数一数下面列表中有多少行含有字符串“satellite”，只写出行数。

────────────────────────────────────────

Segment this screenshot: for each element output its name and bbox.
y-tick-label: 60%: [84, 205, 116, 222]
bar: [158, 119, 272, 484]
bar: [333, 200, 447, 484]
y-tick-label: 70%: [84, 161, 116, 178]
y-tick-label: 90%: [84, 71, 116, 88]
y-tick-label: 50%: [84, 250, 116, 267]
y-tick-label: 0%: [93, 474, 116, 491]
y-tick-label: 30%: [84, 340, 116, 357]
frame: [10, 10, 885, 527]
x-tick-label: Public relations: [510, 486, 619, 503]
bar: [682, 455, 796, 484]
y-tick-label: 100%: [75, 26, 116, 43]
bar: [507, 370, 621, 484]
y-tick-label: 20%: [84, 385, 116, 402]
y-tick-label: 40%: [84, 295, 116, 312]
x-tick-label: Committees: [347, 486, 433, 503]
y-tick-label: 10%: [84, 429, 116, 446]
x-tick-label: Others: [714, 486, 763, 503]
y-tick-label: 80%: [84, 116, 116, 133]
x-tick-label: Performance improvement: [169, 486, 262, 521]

────────────────────────────────────────

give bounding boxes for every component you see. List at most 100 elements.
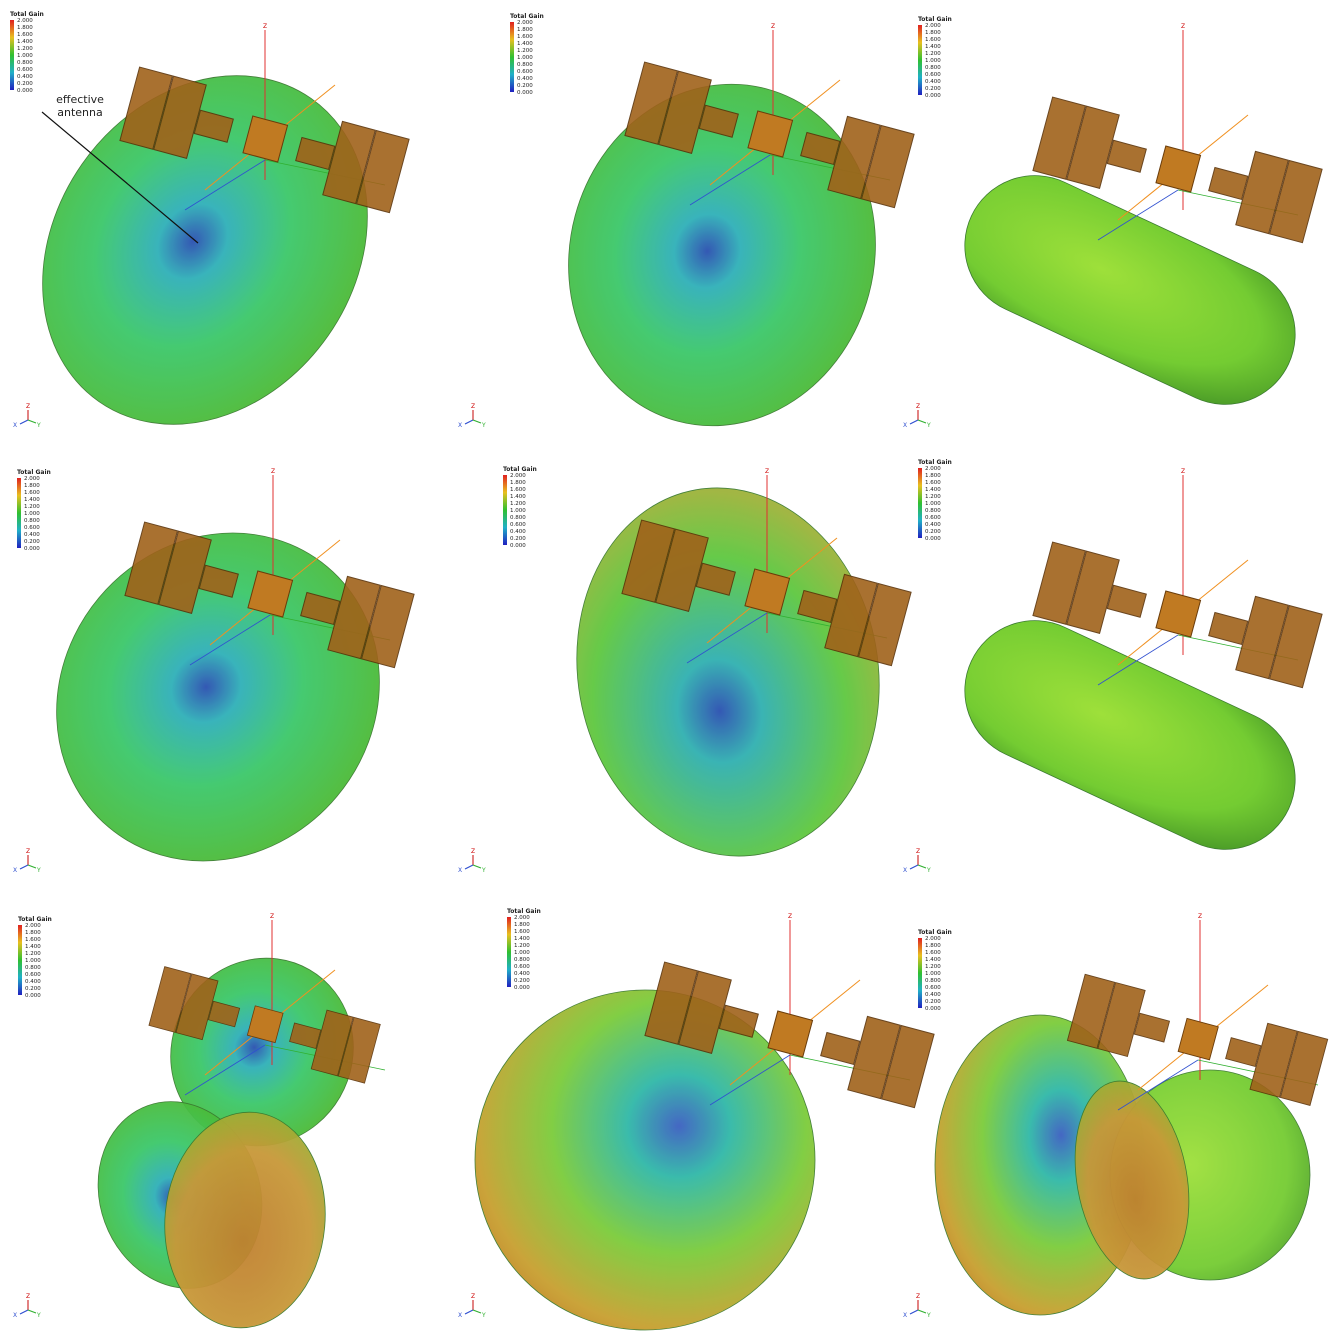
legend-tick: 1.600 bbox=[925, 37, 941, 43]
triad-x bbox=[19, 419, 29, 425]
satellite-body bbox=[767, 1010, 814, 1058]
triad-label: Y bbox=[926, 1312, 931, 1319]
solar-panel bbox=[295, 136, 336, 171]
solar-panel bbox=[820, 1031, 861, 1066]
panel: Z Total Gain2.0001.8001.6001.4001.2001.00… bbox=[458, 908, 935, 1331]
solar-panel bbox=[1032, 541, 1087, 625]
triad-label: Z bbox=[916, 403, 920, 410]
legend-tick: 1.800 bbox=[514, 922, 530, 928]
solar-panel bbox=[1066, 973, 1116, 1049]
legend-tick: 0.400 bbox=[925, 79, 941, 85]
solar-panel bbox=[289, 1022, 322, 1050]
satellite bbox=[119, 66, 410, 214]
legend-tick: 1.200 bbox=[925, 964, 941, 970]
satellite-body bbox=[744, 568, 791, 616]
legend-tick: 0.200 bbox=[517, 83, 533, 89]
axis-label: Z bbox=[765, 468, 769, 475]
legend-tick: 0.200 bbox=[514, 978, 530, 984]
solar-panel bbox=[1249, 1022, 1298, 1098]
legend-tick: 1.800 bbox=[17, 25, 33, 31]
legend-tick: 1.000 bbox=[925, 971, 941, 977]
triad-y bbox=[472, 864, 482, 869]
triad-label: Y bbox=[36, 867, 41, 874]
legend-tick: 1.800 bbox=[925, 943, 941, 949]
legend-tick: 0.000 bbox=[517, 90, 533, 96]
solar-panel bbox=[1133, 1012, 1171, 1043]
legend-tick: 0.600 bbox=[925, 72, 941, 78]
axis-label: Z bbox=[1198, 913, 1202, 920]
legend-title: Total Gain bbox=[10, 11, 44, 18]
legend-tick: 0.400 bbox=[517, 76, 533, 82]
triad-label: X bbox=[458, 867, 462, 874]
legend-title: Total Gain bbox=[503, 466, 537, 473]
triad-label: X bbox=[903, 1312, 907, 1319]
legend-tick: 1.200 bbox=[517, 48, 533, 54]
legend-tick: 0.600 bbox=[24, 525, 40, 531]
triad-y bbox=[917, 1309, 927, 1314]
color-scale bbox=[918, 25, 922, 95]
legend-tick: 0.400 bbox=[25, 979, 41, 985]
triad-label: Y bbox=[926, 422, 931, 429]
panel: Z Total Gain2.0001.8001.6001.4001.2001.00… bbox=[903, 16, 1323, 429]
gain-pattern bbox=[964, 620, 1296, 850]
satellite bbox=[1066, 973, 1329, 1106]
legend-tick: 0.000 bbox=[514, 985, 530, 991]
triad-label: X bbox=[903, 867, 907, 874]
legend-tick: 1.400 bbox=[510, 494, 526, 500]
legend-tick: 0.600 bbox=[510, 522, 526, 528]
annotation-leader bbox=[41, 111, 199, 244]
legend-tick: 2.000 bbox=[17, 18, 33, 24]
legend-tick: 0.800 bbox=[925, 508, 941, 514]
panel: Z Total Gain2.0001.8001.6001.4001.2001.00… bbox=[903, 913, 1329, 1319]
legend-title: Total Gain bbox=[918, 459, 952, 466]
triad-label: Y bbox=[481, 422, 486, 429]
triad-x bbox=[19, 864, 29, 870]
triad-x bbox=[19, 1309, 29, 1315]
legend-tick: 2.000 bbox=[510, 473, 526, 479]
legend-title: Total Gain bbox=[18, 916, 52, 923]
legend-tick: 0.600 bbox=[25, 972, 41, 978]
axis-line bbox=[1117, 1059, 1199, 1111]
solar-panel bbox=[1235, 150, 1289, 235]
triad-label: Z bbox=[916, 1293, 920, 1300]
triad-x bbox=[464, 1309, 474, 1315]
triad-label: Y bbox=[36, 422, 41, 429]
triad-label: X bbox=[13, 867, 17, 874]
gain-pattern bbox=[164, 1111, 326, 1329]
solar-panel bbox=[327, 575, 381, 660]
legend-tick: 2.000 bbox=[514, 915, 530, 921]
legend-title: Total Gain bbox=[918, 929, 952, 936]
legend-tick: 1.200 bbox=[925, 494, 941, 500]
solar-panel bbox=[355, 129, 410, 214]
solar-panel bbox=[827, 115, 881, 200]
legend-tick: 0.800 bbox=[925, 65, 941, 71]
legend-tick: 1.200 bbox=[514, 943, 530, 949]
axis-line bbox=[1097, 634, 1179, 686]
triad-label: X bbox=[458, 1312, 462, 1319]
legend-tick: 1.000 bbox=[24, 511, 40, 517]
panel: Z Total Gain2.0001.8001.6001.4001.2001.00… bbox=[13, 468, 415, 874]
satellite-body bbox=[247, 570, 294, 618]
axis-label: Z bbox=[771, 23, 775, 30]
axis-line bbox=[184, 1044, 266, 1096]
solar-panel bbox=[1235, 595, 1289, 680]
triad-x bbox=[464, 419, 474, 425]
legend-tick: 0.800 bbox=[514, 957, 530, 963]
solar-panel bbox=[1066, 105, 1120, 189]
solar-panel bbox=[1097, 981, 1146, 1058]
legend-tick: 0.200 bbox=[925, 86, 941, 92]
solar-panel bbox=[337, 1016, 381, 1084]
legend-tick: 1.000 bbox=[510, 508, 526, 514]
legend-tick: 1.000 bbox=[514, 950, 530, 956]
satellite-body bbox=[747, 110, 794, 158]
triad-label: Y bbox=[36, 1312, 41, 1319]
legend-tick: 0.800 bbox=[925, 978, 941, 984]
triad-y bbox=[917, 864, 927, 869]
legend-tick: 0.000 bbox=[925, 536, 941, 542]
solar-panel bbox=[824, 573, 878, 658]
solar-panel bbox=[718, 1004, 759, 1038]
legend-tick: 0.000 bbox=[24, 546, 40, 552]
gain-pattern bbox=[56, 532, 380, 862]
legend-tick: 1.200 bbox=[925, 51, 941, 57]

────────────────────────────────────────

## 解答:
6